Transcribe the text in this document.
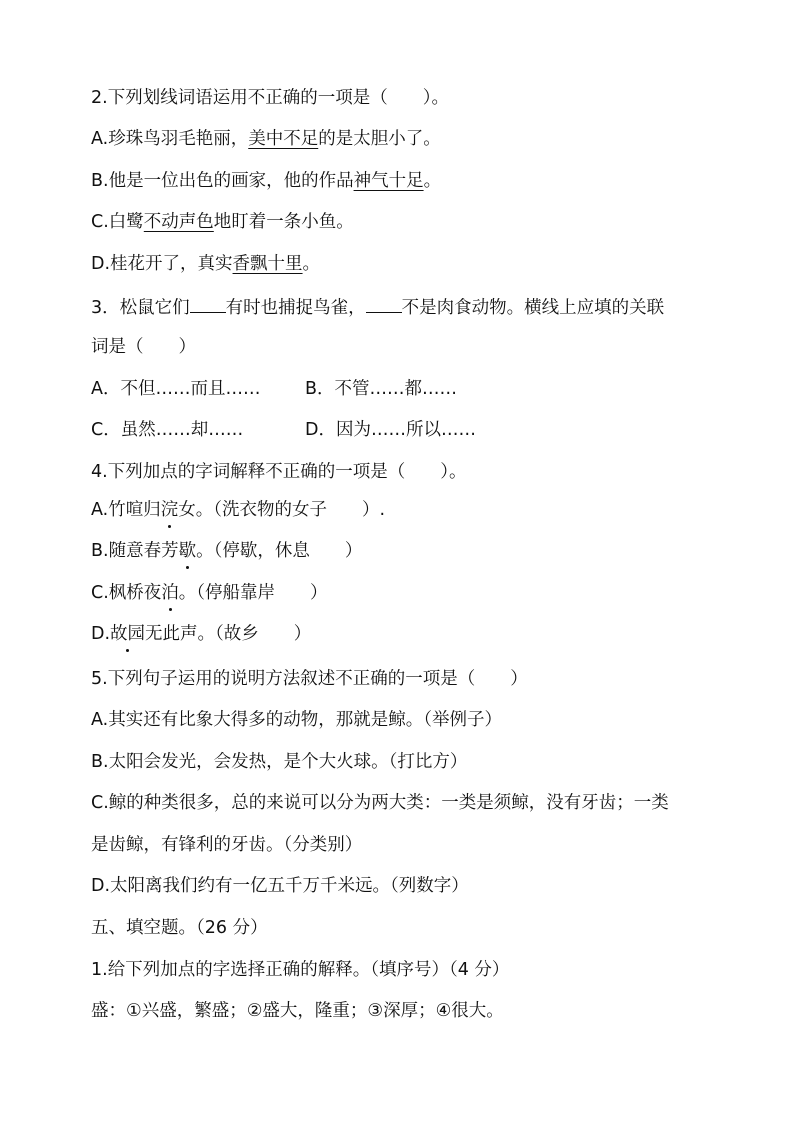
2.下列划线词语运用不正确的一项是（　　）。
A.珍珠鸟羽毛艳丽，美中不足的是太胆小了。
B.他是一位出色的画家，他的作品神气十足。
C.白鹭不动声色地盯着一条小鱼。
D.桂花开了，真实香飘十里。
3．松鼠它们 有时也捕捉鸟雀， 不是肉食动物。横线上应填的关联
词是（　　）
A．不但……而且……	B．不管……都……
C．虽然……却……	D．因为……所以……
4.下列加点的字词解释不正确的一项是（　　）。
A.竹喧归浣女。（洗衣物的女子　　）.
B.随意春芳歇。（停歇，休息　　）
C.枫桥夜泊。（停船靠岸　　）
D.故园无此声。（故乡　　）
5.下列句子运用的说明方法叙述不正确的一项是（　　）
A.其实还有比象大得多的动物，那就是鲸。（举例子）
B.太阳会发光，会发热，是个大火球。（打比方）
C.鲸的种类很多，总的来说可以分为两大类：一类是须鲸，没有牙齿；一类
是齿鲸，有锋利的牙齿。（分类别）
D.太阳离我们约有一亿五千万千米远。（列数字）
五、填空题。（26 分）
1.给下列加点的字选择正确的解释。（填序号）（4 分）
盛：①兴盛，繁盛；②盛大，隆重；③深厚；④很大。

####

**TASK TO CARRY OUT**
Do not copy the pictures, but repeat every line exactly.

**RESPONSE TO THE EXERCISE**
Transcribe the text in this document.
2.下列划线词语运用不正确的一项是（　　）。
A.珍珠鸟羽毛艳丽，美中不足的是太胆小了。
B.他是一位出色的画家，他的作品神气十足。
C.白鹭不动声色地盯着一条小鱼。
D.桂花开了，真实香飘十里。
3．松鼠它们 有时也捕捉鸟雀， 不是肉食动物。横线上应填的关联
词是（　　）
A．不但……而且……	B．不管……都……
C．虽然……却……	D．因为……所以……
4.下列加点的字词解释不正确的一项是（　　）。
A.竹喧归浣女。（洗衣物的女子　　）.
B.随意春芳歇。（停歇，休息　　）
C.枫桥夜泊。（停船靠岸　　）
D.故园无此声。（故乡　　）
5.下列句子运用的说明方法叙述不正确的一项是（　　）
A.其实还有比象大得多的动物，那就是鲸。（举例子）
B.太阳会发光，会发热，是个大火球。（打比方）
C.鲸的种类很多，总的来说可以分为两大类：一类是须鲸，没有牙齿；一类
是齿鲸，有锋利的牙齿。（分类别）
D.太阳离我们约有一亿五千万千米远。（列数字）
五、填空题。（26 分）
1.给下列加点的字选择正确的解释。（填序号）（4 分）
盛：①兴盛，繁盛；②盛大，隆重；③深厚；④很大。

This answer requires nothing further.